■ Exercise brief
Gather up the lines that contain "Form".

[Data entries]
※ ※ ※

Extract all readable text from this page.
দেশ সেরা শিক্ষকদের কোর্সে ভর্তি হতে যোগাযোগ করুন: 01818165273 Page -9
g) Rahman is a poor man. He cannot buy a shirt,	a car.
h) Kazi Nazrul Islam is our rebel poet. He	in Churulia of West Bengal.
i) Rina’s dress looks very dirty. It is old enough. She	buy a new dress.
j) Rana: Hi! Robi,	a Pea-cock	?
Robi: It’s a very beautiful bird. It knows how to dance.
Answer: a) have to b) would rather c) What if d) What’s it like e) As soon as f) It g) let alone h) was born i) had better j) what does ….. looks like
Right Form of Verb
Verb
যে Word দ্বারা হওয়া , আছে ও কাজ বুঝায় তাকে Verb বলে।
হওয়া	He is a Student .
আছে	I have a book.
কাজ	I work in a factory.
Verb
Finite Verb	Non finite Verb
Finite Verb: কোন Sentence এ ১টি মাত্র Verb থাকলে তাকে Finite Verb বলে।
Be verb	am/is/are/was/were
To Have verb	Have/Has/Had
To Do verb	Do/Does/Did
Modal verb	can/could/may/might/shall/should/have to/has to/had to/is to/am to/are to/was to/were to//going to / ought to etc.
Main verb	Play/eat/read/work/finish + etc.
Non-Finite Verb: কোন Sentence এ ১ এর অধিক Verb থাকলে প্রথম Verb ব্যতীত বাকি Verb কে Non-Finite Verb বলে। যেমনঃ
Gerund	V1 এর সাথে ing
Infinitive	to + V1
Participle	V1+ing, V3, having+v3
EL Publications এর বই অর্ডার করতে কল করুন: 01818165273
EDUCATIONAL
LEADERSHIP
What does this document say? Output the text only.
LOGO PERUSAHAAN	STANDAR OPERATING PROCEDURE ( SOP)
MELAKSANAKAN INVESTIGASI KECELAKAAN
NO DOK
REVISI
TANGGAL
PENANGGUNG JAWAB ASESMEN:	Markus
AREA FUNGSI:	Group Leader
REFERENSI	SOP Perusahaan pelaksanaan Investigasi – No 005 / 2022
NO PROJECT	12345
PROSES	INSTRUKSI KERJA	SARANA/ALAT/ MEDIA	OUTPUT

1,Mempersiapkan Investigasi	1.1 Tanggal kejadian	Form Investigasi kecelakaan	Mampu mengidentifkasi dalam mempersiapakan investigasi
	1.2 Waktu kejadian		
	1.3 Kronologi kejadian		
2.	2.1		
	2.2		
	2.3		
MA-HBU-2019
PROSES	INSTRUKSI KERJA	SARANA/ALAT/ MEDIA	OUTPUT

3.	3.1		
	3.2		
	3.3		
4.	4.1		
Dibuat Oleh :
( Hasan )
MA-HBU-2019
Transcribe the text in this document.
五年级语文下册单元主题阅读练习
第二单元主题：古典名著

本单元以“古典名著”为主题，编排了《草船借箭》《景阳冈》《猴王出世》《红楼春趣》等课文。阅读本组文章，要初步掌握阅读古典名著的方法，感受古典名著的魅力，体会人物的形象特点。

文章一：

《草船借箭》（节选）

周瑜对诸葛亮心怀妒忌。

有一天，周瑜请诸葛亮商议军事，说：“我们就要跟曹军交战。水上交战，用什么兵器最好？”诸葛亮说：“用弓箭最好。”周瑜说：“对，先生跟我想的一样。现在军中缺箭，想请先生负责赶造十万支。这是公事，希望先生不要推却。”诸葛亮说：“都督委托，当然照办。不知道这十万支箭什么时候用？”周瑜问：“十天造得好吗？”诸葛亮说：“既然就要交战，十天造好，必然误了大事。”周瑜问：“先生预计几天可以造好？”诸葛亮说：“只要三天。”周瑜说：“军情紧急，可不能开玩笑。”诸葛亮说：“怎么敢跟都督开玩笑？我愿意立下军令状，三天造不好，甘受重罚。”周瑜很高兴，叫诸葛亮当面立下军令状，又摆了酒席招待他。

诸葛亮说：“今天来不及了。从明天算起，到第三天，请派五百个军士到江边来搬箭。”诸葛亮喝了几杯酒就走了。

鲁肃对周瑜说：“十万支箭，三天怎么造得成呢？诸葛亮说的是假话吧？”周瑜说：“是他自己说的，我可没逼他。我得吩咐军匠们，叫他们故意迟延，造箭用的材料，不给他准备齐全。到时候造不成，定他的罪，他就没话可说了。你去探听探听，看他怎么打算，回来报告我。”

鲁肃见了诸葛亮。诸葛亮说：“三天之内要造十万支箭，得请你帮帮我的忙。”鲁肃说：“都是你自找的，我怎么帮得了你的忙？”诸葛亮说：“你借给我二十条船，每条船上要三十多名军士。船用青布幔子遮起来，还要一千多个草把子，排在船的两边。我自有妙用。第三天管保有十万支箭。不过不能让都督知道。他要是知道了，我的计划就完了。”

※ ※ ※

■ Task solution
Right Form of Verb
1,Mempersiapkan Investigasi	1.1 Tanggal kejadian	Form Investigasi kecelakaan	Mampu mengidentifkasi dalam mempersiapakan investigasi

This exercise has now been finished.